OBJECTIVE -
Locate each line in the items below that contains the string "title", with case counting, and copy those lines.

Part of a data file:
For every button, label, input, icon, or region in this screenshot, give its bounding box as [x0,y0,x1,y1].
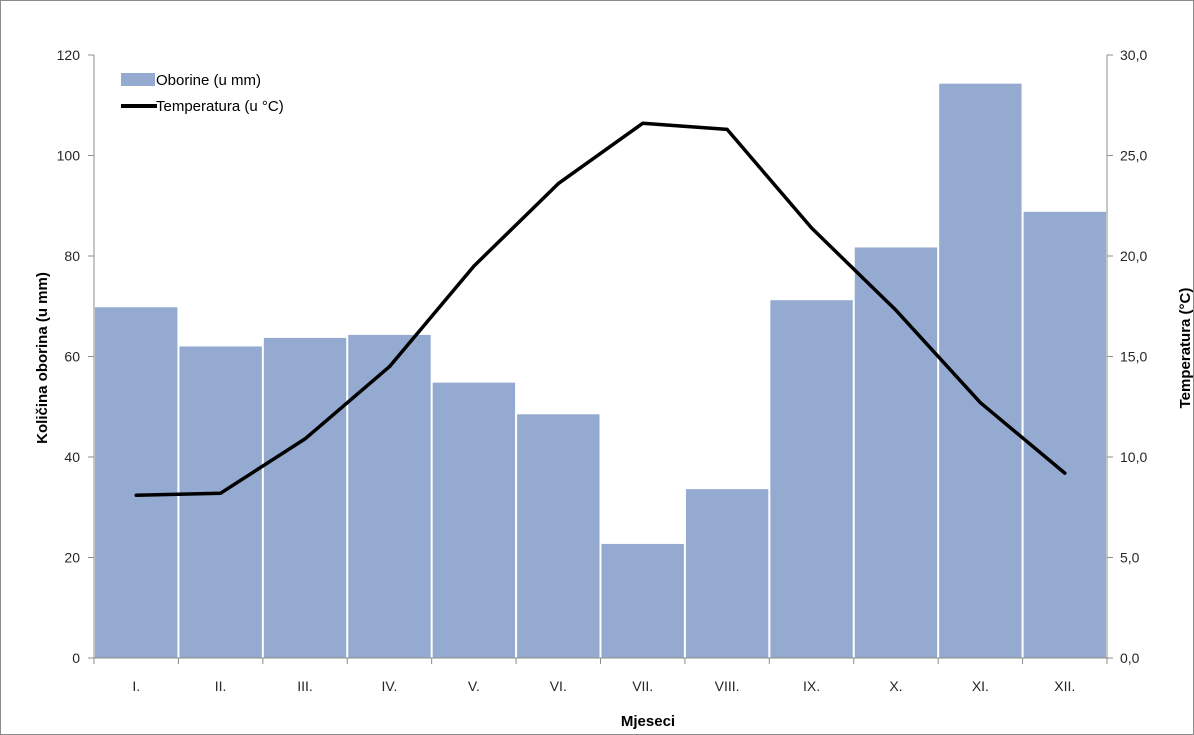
y-right-tick-label: 5,0 [1120,550,1140,566]
temperature-point-9 [810,226,814,230]
temperature-point-2 [219,491,223,495]
x-tick-label: XI. [972,678,989,694]
temperature-point-4 [387,365,391,369]
y-left-tick-label: 40 [64,449,80,465]
y-left-tick-label: 60 [64,349,80,365]
line-layer [134,121,1067,497]
temperature-point-10 [894,308,898,312]
y-left-tick-label: 100 [57,148,81,164]
y-right-tick-label: 10,0 [1120,449,1147,465]
temperature-line [134,121,1067,497]
bar-1 [95,307,178,658]
x-tick-label: V. [468,678,480,694]
x-tick-label: VIII. [715,678,740,694]
x-tick-label: X. [889,678,902,694]
y-right-tick-label: 30,0 [1120,47,1147,63]
x-tick-label: II. [215,678,227,694]
temperature-point-3 [303,437,307,441]
temperature-point-5 [472,264,476,268]
temperature-point-6 [556,182,560,186]
temperature-point-11 [978,401,982,405]
bar-6 [517,414,600,658]
bar-2 [179,346,262,658]
y-left-tick-label: 120 [57,47,81,63]
y-left-tick-label: 20 [64,550,80,566]
x-tick-label: IV. [382,678,398,694]
y-right-tick-label: 15,0 [1120,349,1147,365]
legend-bar-swatch [121,73,155,86]
bars-layer [95,83,1106,658]
y-axis-right-title: Temperatura (°C) [1177,288,1193,409]
y-right-tick-label: 20,0 [1120,248,1147,264]
bar-5 [432,382,516,658]
bar-8 [685,489,769,658]
legend-bar-label: Oborine (u mm) [156,72,261,89]
labels-layer: I. II. III. IV. V. VI. VII. VIII. IX. X. XI. XII. 0 2… [57,47,1148,694]
temperature-point-8 [725,127,729,131]
bar-7 [601,543,684,658]
bar-3 [263,337,347,658]
y-axis-left-title: Količina oborina (u mm) [34,272,51,444]
axes-layer [88,54,1113,664]
temperature-point-1 [134,493,138,497]
x-tick-label: IX. [803,678,820,694]
y-left-tick-label: 80 [64,248,80,264]
legend-line-label: Temperatura (u °C) [156,98,284,115]
bar-9 [770,300,853,658]
x-tick-label: III. [297,678,313,694]
y-right-tick-label: 25,0 [1120,148,1147,164]
y-left-tick-label: 0 [72,650,80,666]
legend: Oborine (u mm) Temperatura (u °C) [121,72,284,115]
y-right-tick-label: 0,0 [1120,650,1140,666]
x-tick-label: I. [132,678,140,694]
bar-10 [854,247,938,658]
bar-4 [348,334,431,658]
temperature-point-12 [1063,471,1067,475]
x-tick-label: VII. [632,678,653,694]
x-tick-label: VI. [550,678,567,694]
bar-12 [1023,211,1106,658]
temperature-point-7 [641,121,645,125]
x-axis-title: Mjeseci [621,713,675,730]
x-tick-label: XII. [1054,678,1075,694]
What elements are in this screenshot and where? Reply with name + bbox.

CORRECT OUTPUT -
y-axis-right-title: Temperatura (°C) [1177,288,1193,409]
y-axis-left-title: Količina oborina (u mm) [34,272,51,444]
x-axis-title: Mjeseci [621,713,675,730]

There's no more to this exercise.